What needs to be done> Can you pull out each line of the data below that includes the word "JSON"?

<<<<

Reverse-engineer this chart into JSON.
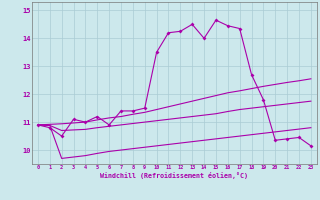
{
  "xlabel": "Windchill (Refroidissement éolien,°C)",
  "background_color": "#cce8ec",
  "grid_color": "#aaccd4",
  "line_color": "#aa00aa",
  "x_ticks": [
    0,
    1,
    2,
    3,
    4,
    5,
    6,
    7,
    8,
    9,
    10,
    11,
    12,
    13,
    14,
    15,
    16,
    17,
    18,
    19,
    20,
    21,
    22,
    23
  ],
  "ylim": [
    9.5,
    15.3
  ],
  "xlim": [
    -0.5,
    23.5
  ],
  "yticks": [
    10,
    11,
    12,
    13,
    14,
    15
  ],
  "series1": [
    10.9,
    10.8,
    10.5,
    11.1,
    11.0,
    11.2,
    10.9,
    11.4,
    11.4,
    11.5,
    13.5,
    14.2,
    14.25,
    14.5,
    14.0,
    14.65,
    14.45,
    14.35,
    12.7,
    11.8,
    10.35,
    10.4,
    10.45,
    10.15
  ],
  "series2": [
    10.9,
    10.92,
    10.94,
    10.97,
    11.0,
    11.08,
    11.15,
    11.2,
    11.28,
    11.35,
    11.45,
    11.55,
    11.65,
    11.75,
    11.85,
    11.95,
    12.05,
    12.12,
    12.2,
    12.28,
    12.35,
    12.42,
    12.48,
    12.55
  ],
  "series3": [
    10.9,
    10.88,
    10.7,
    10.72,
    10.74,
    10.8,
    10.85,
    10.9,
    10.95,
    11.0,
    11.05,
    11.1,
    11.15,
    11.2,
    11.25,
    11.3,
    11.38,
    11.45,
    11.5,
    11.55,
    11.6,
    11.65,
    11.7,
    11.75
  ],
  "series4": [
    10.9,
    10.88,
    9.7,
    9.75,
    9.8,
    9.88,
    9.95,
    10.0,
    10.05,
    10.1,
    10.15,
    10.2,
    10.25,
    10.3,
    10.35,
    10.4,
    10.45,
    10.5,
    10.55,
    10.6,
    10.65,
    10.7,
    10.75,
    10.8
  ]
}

>>>>
<<<<

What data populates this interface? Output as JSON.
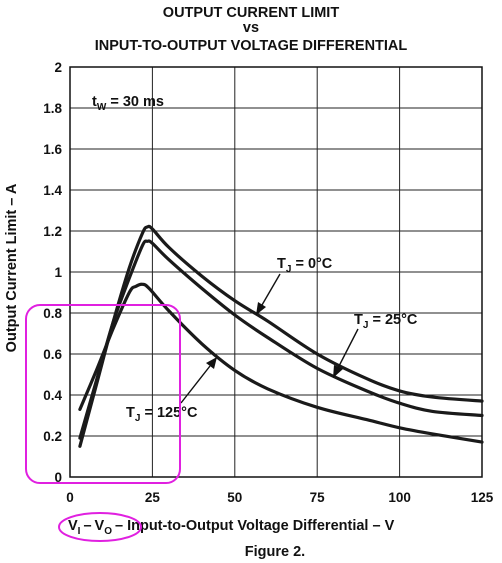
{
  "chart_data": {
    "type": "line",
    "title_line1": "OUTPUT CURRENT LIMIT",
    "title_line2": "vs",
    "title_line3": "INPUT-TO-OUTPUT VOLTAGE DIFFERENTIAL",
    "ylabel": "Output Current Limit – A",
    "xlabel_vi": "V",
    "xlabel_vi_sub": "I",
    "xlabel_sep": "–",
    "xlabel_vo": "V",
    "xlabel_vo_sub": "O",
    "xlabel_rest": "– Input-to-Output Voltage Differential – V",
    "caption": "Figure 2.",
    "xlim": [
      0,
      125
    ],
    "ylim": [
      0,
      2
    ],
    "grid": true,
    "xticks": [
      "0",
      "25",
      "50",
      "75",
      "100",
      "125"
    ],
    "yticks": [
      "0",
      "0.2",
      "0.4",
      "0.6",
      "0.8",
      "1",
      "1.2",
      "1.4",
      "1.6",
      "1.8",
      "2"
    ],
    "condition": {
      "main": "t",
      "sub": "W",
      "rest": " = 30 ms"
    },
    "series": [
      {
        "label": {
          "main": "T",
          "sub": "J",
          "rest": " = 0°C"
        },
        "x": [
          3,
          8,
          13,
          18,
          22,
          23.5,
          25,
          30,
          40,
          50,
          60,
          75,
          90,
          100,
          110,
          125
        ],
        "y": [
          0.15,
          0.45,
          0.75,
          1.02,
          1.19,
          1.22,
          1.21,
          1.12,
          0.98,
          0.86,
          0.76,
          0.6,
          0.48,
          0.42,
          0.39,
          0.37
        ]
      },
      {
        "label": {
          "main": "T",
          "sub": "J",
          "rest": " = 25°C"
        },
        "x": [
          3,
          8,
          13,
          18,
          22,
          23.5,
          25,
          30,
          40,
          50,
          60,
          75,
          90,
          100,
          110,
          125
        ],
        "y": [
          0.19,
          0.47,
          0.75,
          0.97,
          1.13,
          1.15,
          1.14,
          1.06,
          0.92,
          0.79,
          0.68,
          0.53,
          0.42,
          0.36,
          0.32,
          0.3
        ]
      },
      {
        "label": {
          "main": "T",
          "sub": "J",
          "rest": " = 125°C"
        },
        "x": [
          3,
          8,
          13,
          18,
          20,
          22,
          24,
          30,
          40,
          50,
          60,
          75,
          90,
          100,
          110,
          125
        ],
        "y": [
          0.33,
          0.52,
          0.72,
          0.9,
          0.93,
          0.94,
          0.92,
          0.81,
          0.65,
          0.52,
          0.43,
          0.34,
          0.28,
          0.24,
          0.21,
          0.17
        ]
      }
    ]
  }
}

>>>>

Exercise solution>
Reverse-engineer this chart into JSON.
What data populates this interface? Output as JSON.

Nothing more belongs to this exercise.